**Job**
In the entries below, count each line holding the word "给承租人造成损失的". Answer with the total alone.

**Given data**

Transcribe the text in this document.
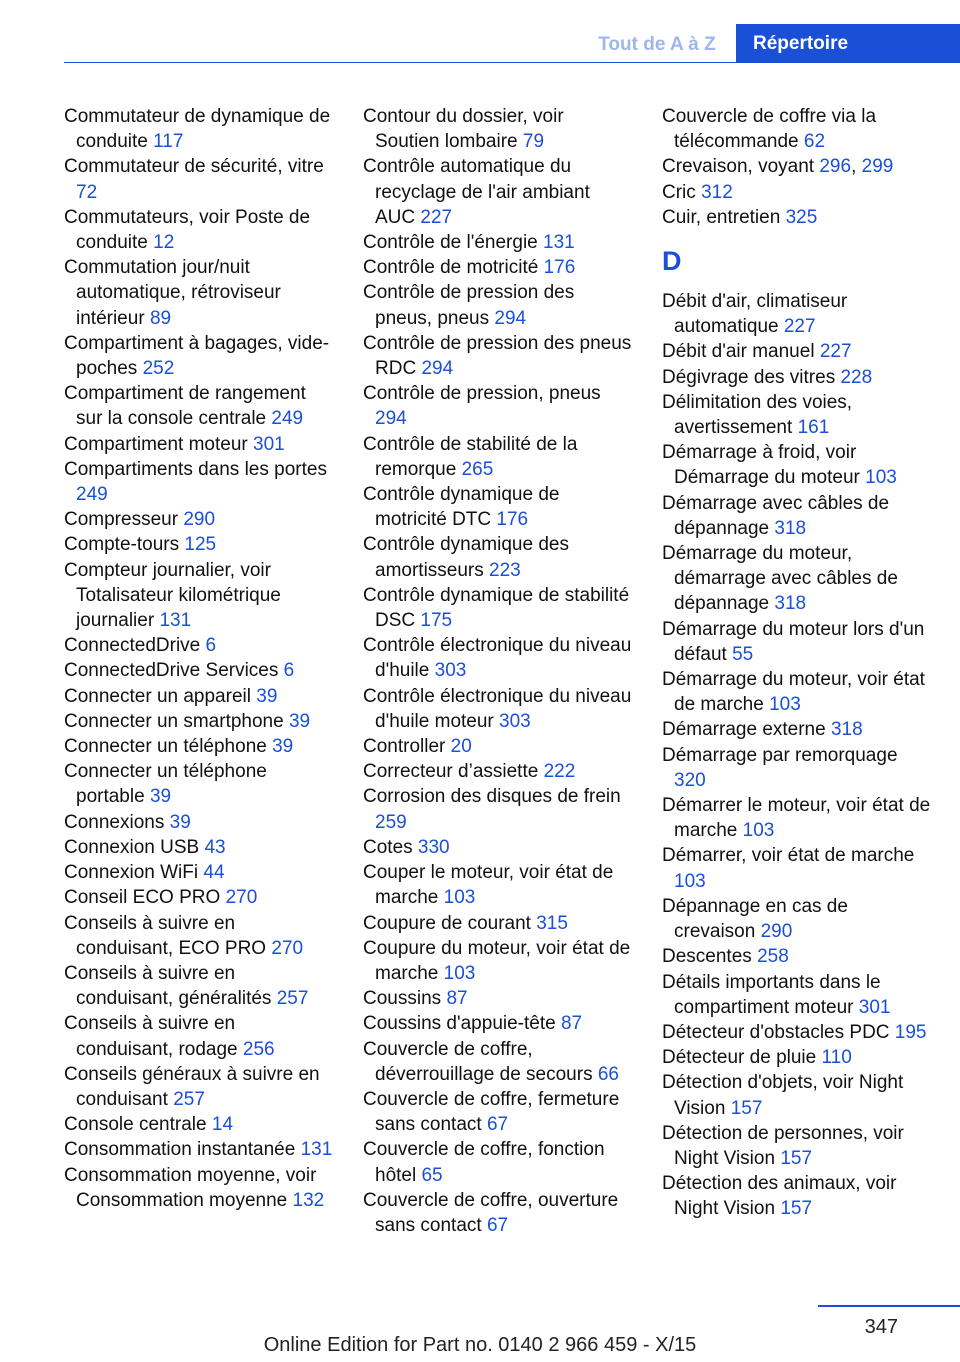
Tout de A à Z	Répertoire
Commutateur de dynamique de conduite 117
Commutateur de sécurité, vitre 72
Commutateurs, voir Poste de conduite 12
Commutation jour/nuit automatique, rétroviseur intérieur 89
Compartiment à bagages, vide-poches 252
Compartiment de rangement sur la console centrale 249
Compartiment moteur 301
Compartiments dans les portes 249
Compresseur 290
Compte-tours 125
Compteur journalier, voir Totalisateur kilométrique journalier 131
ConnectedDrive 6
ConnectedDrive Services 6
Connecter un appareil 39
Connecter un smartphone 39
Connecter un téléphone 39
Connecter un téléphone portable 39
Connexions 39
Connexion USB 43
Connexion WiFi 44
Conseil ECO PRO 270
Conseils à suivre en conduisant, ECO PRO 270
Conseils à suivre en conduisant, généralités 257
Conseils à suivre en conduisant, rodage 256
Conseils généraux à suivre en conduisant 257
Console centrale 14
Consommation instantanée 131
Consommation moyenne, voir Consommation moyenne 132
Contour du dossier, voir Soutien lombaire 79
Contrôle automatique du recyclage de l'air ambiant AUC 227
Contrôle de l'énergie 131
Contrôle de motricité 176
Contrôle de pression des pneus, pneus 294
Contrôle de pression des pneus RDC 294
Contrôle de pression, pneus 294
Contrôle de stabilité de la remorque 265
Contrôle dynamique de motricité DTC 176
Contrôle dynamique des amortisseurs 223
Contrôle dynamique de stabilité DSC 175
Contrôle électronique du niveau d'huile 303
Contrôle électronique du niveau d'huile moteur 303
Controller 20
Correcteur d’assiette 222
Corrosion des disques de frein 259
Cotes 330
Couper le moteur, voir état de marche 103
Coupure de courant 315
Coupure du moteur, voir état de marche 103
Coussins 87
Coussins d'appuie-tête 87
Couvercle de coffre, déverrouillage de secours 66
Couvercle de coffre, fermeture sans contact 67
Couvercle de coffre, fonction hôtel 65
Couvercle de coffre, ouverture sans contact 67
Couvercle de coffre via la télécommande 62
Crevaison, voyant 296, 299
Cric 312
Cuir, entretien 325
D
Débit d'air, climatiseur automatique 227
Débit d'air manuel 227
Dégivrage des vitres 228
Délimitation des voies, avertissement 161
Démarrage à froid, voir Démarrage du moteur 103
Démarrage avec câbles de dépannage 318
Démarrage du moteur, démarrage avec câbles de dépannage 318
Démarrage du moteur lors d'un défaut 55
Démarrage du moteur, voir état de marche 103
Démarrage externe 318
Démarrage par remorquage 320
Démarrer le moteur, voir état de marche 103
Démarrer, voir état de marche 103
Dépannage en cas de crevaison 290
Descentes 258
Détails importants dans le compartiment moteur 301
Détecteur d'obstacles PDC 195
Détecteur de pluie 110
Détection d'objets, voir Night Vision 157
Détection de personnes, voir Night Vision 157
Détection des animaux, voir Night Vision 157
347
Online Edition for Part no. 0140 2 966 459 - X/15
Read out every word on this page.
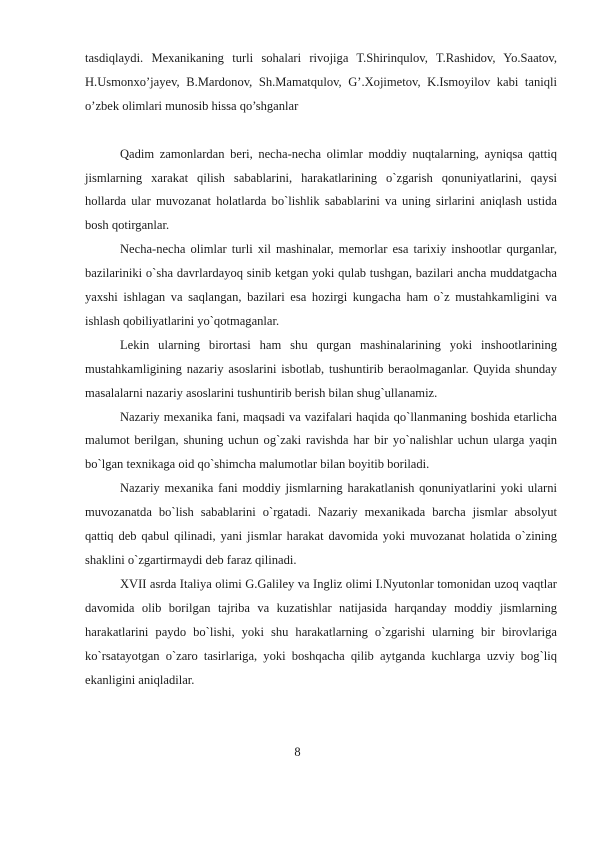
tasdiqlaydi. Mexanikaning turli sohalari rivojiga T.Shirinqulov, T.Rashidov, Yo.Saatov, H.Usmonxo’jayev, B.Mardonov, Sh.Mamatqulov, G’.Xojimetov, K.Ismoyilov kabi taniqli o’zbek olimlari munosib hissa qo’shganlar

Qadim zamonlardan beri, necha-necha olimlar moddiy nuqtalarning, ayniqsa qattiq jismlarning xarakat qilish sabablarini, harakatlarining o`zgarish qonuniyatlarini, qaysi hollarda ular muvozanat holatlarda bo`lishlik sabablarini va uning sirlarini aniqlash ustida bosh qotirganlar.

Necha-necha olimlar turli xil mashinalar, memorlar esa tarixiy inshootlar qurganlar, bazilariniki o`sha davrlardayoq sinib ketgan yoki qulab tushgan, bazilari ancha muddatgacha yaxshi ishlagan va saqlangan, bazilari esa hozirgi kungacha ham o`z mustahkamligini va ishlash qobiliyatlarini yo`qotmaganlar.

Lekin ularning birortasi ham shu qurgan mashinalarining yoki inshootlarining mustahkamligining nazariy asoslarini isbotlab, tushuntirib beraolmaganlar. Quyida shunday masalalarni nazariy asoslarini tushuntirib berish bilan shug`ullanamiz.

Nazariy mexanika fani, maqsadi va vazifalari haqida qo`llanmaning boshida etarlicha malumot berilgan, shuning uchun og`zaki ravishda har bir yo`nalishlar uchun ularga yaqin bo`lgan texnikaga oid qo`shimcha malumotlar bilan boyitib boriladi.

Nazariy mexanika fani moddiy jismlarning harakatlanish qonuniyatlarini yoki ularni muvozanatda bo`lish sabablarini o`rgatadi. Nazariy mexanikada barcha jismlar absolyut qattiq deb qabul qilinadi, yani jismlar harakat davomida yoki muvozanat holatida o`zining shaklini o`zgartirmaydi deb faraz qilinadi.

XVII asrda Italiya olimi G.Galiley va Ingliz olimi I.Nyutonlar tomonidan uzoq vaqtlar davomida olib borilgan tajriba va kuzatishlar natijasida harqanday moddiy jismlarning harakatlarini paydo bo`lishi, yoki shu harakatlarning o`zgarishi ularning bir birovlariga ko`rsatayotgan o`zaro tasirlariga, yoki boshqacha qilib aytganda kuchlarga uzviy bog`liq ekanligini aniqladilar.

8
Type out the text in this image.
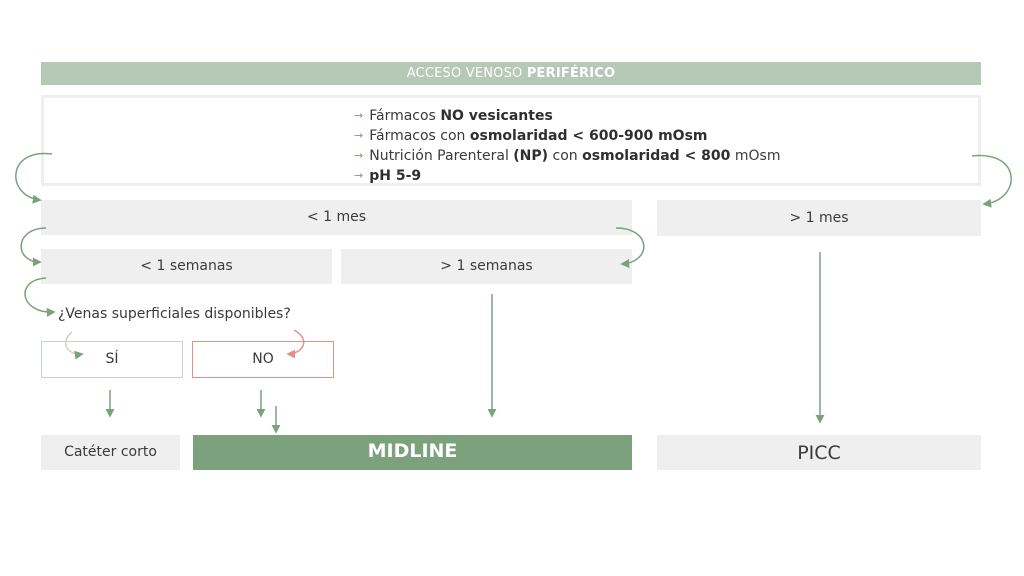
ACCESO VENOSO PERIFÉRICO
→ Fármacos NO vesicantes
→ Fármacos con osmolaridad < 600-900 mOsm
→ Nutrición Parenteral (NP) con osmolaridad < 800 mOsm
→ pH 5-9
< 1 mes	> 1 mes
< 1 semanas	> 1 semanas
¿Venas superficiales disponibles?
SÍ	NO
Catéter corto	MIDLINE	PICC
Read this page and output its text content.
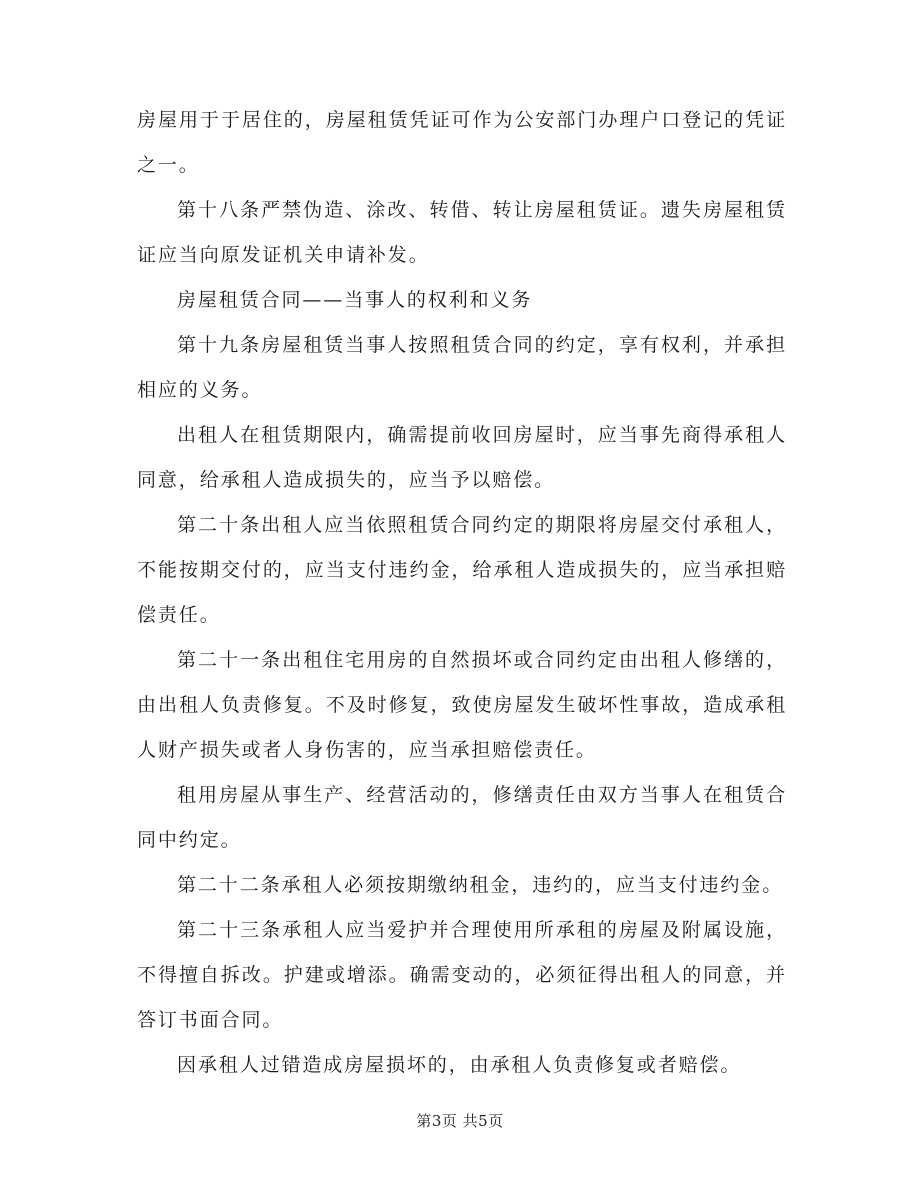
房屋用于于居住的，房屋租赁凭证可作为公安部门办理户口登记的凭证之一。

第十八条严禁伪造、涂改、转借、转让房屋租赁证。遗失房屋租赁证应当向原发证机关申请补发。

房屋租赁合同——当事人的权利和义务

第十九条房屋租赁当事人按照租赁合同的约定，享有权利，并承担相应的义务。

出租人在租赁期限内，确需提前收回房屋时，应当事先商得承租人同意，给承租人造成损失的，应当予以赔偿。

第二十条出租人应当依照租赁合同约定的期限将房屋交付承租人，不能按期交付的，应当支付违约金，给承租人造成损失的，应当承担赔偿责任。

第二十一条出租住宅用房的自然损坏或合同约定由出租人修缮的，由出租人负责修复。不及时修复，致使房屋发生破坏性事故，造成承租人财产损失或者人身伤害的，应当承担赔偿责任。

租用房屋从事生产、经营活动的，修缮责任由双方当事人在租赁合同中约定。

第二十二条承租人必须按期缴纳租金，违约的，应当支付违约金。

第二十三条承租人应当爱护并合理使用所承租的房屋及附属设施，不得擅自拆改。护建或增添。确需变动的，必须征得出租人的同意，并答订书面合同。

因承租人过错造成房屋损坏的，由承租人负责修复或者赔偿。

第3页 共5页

**Task result**
2